#### Job
Render every line of the rows below as a JSON list of strings, one string per line, omitting blank lines.

#### Given records
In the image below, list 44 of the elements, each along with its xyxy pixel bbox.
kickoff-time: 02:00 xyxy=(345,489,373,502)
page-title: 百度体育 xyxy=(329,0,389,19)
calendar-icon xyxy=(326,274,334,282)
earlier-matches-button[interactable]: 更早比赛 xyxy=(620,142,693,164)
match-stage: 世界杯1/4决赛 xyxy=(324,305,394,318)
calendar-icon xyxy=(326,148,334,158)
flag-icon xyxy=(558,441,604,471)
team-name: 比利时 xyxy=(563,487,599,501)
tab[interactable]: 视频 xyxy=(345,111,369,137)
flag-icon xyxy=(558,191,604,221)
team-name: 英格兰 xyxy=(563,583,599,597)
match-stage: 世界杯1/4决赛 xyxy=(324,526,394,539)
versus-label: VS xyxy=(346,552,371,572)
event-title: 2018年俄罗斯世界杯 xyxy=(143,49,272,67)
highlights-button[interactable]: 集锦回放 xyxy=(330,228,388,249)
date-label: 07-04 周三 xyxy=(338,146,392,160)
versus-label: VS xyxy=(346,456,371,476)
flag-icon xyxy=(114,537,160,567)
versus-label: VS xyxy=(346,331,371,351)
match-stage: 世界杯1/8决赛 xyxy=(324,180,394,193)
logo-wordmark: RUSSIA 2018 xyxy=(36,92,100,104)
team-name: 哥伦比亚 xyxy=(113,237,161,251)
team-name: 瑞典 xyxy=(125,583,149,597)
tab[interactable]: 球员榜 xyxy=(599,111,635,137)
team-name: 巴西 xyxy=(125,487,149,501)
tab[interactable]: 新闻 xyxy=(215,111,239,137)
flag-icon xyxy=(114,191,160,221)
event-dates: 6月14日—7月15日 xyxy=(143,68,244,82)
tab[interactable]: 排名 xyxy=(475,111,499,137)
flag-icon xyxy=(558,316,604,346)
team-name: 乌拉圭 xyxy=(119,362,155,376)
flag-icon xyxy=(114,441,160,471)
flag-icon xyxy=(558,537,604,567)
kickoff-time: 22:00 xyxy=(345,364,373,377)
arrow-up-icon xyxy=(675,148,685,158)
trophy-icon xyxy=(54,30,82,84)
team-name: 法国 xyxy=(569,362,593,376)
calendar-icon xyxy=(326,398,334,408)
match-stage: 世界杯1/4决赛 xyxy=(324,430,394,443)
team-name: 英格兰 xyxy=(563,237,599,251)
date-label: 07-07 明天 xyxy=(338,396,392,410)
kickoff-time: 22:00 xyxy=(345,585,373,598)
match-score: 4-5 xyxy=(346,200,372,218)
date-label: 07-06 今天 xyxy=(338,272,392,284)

#### Reply to the task
[
  "In the image below, list 44 of the elements, each along with its xyxy pixel bbox.",
  "kickoff-time: 02:00 xyxy=(345,489,373,502)",
  "page-title: 百度体育 xyxy=(329,0,389,19)",
  "calendar-icon xyxy=(326,274,334,282)",
  "earlier-matches-button[interactable]: 更早比赛 xyxy=(620,142,693,164)",
  "match-stage: 世界杯1/4决赛 xyxy=(324,305,394,318)",
  "calendar-icon xyxy=(326,148,334,158)",
  "flag-icon xyxy=(558,441,604,471)",
  "team-name: 比利时 xyxy=(563,487,599,501)",
  "tab[interactable]: 视频 xyxy=(345,111,369,137)",
  "flag-icon xyxy=(558,191,604,221)",
  "team-name: 英格兰 xyxy=(563,583,599,597)",
  "match-stage: 世界杯1/4决赛 xyxy=(324,526,394,539)",
  "versus-label: VS xyxy=(346,552,371,572)",
  "event-title: 2018年俄罗斯世界杯 xyxy=(143,49,272,67)",
  "highlights-button[interactable]: 集锦回放 xyxy=(330,228,388,249)",
  "date-label: 07-04 周三 xyxy=(338,146,392,160)",
  "versus-label: VS xyxy=(346,456,371,476)",
  "flag-icon xyxy=(114,537,160,567)",
  "versus-label: VS xyxy=(346,331,371,351)",
  "match-stage: 世界杯1/8决赛 xyxy=(324,180,394,193)",
  "logo-wordmark: RUSSIA 2018 xyxy=(36,92,100,104)",
  "team-name: 哥伦比亚 xyxy=(113,237,161,251)",
  "team-name: 瑞典 xyxy=(125,583,149,597)",
  "tab[interactable]: 球员榜 xyxy=(599,111,635,137)",
  "team-name: 巴西 xyxy=(125,487,149,501)",
  "tab[interactable]: 新闻 xyxy=(215,111,239,137)",
  "flag-icon xyxy=(114,191,160,221)",
  "event-dates: 6月14日—7月15日 xyxy=(143,68,244,82)",
  "tab[interactable]: 排名 xyxy=(475,111,499,137)",
  "flag-icon xyxy=(558,316,604,346)",
  "team-name: 乌拉圭 xyxy=(119,362,155,376)",
  "flag-icon xyxy=(114,441,160,471)",
  "flag-icon xyxy=(558,537,604,567)",
  "kickoff-time: 22:00 xyxy=(345,364,373,377)",
  "arrow-up-icon xyxy=(675,148,685,158)",
  "trophy-icon xyxy=(54,30,82,84)",
  "team-name: 法国 xyxy=(569,362,593,376)",
  "calendar-icon xyxy=(326,398,334,408)",
  "match-stage: 世界杯1/4决赛 xyxy=(324,430,394,443)",
  "team-name: 英格兰 xyxy=(563,237,599,251)",
  "date-label: 07-07 明天 xyxy=(338,396,392,410)",
  "kickoff-time: 22:00 xyxy=(345,585,373,598)",
  "match-score: 4-5 xyxy=(346,200,372,218)",
  "date-label: 07-06 今天 xyxy=(338,272,392,284)"
]